**Exercise description**
Print all the entries verbatim.
** begin **
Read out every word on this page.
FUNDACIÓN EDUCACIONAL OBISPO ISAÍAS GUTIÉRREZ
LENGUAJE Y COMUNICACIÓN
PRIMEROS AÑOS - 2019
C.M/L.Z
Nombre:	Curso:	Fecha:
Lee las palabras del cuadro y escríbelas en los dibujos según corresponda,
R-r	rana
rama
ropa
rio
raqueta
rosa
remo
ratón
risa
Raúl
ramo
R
** end **
**Solved exercise**
Read out every word on this page.
FUNDACIÓN EDUCACIONAL OBISPO ISAÍAS GUTIÉRREZ
LENGUAJE Y COMUNICACIÓN
PRIMEROS AÑOS - 2019
C.M/L.Z
Nombre:	Curso:	Fecha:
Lee las palabras del cuadro y escríbelas en los dibujos según corresponda,
R-r	rana
rama
ropa
rio
raqueta
rosa
remo
ratón
risa
Raúl
ramo
R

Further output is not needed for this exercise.